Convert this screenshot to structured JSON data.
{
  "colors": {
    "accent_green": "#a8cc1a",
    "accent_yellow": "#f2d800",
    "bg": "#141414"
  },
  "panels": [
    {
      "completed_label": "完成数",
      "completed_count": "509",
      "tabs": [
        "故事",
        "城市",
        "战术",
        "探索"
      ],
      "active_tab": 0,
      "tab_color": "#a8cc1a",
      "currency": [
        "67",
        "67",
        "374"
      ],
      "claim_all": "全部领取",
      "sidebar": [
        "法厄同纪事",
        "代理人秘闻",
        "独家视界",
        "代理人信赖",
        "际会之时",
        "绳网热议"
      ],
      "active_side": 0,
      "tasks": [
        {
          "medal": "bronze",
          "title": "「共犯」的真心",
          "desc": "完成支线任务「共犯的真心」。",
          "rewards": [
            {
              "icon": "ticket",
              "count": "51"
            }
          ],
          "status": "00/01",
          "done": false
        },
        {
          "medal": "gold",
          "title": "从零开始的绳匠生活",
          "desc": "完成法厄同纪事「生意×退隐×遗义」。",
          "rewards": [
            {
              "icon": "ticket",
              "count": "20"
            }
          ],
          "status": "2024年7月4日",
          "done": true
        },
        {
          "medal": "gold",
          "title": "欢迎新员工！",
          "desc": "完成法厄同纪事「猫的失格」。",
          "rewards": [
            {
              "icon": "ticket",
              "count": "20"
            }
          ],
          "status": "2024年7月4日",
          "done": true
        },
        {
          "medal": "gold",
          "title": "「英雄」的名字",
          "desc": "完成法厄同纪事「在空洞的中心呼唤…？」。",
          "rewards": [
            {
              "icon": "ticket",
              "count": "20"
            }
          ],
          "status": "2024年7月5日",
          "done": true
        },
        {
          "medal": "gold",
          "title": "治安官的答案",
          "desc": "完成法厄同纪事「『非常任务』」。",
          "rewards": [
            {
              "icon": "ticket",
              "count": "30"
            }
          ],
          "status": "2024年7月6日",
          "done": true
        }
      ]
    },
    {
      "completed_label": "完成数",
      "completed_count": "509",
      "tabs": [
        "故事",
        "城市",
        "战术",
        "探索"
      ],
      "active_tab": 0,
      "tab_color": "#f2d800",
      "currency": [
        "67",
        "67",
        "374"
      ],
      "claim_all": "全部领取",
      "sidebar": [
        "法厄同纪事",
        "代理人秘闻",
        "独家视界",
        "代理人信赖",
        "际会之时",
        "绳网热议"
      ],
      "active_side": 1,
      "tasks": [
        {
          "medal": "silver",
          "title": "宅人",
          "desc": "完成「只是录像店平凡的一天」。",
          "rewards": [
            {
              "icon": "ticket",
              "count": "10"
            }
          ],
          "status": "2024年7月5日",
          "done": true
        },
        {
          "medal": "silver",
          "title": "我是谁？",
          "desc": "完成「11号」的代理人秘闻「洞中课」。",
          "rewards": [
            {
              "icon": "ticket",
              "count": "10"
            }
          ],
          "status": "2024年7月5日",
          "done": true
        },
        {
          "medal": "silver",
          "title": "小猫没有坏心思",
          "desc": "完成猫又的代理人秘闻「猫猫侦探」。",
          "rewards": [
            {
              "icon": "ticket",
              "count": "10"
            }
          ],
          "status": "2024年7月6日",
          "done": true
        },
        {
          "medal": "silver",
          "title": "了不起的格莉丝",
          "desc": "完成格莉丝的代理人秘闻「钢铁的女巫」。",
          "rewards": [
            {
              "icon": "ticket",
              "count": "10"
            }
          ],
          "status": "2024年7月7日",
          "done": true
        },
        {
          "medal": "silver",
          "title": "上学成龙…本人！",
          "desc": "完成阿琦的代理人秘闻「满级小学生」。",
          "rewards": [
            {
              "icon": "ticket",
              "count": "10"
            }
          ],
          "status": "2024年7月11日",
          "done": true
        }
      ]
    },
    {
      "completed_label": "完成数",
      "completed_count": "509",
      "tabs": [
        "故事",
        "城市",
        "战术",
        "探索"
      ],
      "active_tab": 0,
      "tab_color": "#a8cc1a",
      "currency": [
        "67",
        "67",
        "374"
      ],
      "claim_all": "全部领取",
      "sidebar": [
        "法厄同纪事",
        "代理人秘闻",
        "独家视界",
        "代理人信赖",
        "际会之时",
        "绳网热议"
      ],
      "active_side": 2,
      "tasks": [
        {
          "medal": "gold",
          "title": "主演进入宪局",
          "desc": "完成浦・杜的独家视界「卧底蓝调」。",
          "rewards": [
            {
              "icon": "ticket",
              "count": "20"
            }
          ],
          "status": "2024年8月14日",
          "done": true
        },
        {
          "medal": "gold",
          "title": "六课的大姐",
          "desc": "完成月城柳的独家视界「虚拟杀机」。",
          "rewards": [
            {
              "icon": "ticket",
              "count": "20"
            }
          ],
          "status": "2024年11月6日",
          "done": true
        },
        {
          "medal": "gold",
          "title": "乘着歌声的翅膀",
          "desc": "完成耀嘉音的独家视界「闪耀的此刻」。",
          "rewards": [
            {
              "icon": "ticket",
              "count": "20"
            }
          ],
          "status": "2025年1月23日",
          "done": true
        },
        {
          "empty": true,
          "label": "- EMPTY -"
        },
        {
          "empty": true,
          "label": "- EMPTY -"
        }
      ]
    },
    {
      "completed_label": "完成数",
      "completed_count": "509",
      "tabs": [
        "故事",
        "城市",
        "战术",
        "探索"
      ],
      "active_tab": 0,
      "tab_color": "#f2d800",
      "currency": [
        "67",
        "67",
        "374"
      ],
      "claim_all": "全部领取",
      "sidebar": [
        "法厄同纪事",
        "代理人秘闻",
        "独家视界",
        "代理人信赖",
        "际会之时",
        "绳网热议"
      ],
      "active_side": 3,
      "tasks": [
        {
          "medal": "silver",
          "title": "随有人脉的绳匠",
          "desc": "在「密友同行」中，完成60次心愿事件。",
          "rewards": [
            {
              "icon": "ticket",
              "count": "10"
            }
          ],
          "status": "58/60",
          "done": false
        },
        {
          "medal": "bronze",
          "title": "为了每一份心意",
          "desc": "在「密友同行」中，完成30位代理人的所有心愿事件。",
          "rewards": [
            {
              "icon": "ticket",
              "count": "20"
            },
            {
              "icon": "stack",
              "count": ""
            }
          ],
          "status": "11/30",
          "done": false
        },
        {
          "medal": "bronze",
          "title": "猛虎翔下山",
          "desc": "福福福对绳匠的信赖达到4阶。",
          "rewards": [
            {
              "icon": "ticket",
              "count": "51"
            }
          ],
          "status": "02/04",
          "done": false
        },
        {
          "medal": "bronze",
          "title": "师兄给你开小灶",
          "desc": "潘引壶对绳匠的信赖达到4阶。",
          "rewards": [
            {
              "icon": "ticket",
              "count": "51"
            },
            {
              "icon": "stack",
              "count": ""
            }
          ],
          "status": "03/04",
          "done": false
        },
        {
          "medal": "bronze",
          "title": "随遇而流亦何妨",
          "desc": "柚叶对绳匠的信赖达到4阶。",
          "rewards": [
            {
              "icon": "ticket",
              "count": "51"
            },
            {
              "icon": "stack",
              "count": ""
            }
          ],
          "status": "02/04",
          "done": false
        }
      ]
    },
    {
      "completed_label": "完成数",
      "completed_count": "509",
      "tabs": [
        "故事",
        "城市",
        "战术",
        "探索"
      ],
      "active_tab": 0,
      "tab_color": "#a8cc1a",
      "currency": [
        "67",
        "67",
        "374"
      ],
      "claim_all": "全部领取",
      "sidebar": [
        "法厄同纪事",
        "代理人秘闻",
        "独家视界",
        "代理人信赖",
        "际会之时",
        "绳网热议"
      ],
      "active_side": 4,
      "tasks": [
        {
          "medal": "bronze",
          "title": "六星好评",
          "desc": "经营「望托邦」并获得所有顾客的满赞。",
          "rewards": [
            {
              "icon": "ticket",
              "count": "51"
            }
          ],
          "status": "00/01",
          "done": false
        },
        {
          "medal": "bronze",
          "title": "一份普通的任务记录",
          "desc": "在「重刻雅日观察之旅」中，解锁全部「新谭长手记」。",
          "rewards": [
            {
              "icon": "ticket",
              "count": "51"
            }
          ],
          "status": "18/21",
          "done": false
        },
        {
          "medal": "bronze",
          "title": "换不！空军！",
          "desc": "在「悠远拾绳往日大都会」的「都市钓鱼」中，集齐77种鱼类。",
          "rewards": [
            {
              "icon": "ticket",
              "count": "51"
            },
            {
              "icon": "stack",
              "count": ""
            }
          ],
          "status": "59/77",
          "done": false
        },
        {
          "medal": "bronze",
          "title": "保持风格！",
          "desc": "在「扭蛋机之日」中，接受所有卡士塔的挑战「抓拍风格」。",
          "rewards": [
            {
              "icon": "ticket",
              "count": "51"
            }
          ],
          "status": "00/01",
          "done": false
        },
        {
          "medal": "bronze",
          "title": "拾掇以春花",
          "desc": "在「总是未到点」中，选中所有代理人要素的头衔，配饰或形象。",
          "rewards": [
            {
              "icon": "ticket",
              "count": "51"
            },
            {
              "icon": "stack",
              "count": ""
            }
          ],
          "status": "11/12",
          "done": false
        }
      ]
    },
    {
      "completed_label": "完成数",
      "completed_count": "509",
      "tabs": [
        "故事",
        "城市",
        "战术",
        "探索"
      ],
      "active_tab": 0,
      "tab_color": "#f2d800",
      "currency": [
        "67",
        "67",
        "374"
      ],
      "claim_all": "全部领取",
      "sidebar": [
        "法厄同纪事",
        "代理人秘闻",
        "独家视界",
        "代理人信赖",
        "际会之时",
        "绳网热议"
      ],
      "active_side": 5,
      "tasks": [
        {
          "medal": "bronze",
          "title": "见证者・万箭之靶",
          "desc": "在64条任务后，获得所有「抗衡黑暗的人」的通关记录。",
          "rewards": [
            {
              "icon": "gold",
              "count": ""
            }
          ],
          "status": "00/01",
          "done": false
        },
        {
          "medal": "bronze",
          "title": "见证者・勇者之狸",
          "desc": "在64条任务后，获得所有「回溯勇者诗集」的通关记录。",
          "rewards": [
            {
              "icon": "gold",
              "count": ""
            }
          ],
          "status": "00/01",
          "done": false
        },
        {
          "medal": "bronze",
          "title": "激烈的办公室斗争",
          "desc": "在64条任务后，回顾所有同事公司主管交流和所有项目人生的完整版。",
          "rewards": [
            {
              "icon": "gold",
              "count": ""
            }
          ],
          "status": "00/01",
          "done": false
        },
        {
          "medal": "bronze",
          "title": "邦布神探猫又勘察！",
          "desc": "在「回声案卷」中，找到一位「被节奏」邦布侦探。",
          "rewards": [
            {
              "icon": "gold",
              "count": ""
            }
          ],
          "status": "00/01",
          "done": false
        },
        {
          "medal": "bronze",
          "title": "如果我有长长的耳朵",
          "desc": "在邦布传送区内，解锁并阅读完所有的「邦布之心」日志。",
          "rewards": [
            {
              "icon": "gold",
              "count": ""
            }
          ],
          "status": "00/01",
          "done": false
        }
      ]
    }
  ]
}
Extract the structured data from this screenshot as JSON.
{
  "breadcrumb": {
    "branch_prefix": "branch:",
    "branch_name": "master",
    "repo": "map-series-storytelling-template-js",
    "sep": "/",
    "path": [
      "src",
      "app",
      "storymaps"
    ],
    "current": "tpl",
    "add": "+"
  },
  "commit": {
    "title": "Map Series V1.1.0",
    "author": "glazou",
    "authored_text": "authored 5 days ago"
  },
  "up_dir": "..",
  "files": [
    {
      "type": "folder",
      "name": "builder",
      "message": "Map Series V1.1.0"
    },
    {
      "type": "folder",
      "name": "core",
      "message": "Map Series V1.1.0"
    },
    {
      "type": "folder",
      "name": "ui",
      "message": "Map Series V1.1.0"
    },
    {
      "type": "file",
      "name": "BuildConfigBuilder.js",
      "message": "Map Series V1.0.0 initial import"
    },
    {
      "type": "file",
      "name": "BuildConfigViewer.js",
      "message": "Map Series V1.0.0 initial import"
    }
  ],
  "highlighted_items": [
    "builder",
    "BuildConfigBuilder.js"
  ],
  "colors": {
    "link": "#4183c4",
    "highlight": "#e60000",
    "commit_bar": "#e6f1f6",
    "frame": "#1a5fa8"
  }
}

Instructions for the task: Copy out exactly the lines from the line with "Extract the structured" to the end of the listing, including both of those lines, and give nothing else.

Response to the exercise:
Extract the structured data from this screenshot as JSON.
{
  "breadcrumb": {
    "branch_prefix": "branch:",
    "branch_name": "master",
    "repo": "map-series-storytelling-template-js",
    "sep": "/",
    "path": [
      "src",
      "app",
      "storymaps"
    ],
    "current": "tpl",
    "add": "+"
  },
  "commit": {
    "title": "Map Series V1.1.0",
    "author": "glazou",
    "authored_text": "authored 5 days ago"
  },
  "up_dir": "..",
  "files": [
    {
      "type": "folder",
      "name": "builder",
      "message": "Map Series V1.1.0"
    },
    {
      "type": "folder",
      "name": "core",
      "message": "Map Series V1.1.0"
    },
    {
      "type": "folder",
      "name": "ui",
      "message": "Map Series V1.1.0"
    },
    {
      "type": "file",
      "name": "BuildConfigBuilder.js",
      "message": "Map Series V1.0.0 initial import"
    },
    {
      "type": "file",
      "name": "BuildConfigViewer.js",
      "message": "Map Series V1.0.0 initial import"
    }
  ],
  "highlighted_items": [
    "builder",
    "BuildConfigBuilder.js"
  ],
  "colors": {
    "link": "#4183c4",
    "highlight": "#e60000",
    "commit_bar": "#e6f1f6",
    "frame": "#1a5fa8"
  }
}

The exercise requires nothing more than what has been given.